(Excerpt from a dataset)

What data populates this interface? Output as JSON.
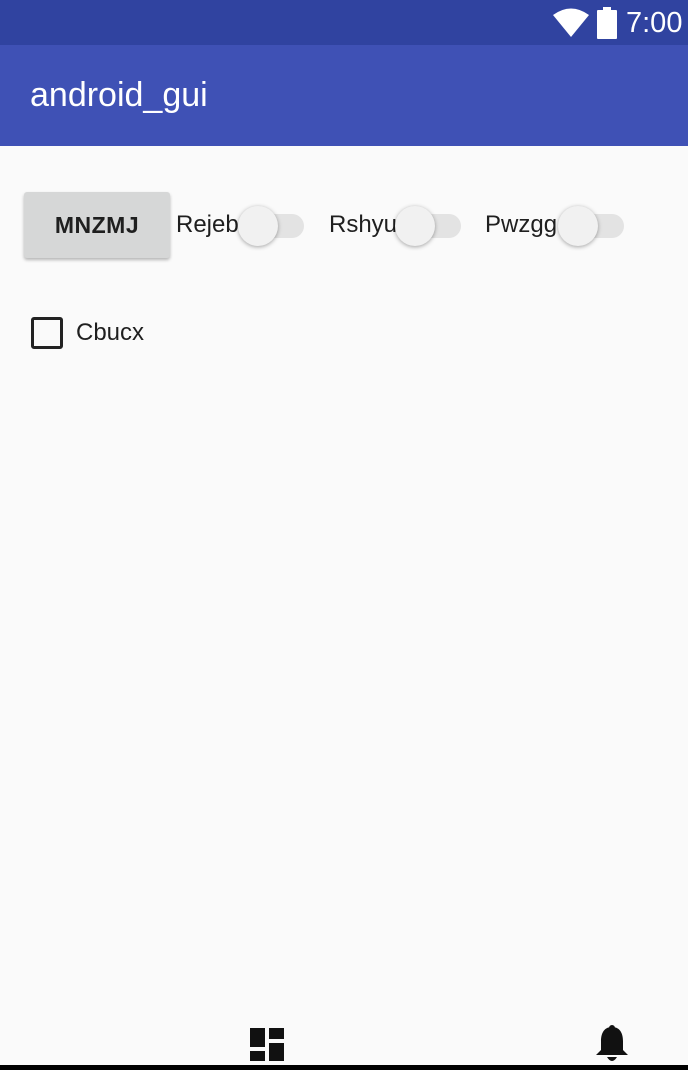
{
  "status_bar": {
    "time": "7:00",
    "icons": [
      "wifi-icon",
      "battery-icon"
    ],
    "color": "#3043a0"
  },
  "app_bar": {
    "title": "android_gui",
    "color": "#3f51b5"
  },
  "controls": {
    "button_label": "MNZMJ",
    "switches": [
      {
        "label": "Rejeb",
        "checked": false
      },
      {
        "label": "Rshyu",
        "checked": false
      },
      {
        "label": "Pwzgg",
        "checked": false
      }
    ],
    "checkbox": {
      "label": "Cbucx",
      "checked": false
    }
  },
  "bottom_nav": {
    "icons": [
      "dashboard-icon",
      "notifications-icon"
    ]
  }
}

◆ **BRIEF**:
Reproduce every line exactly and omit all pictures.

◆ **REPLY**:
What data populates this interface? Output as JSON.
{
  "status_bar": {
    "time": "7:00",
    "icons": [
      "wifi-icon",
      "battery-icon"
    ],
    "color": "#3043a0"
  },
  "app_bar": {
    "title": "android_gui",
    "color": "#3f51b5"
  },
  "controls": {
    "button_label": "MNZMJ",
    "switches": [
      {
        "label": "Rejeb",
        "checked": false
      },
      {
        "label": "Rshyu",
        "checked": false
      },
      {
        "label": "Pwzgg",
        "checked": false
      }
    ],
    "checkbox": {
      "label": "Cbucx",
      "checked": false
    }
  },
  "bottom_nav": {
    "icons": [
      "dashboard-icon",
      "notifications-icon"
    ]
  }
}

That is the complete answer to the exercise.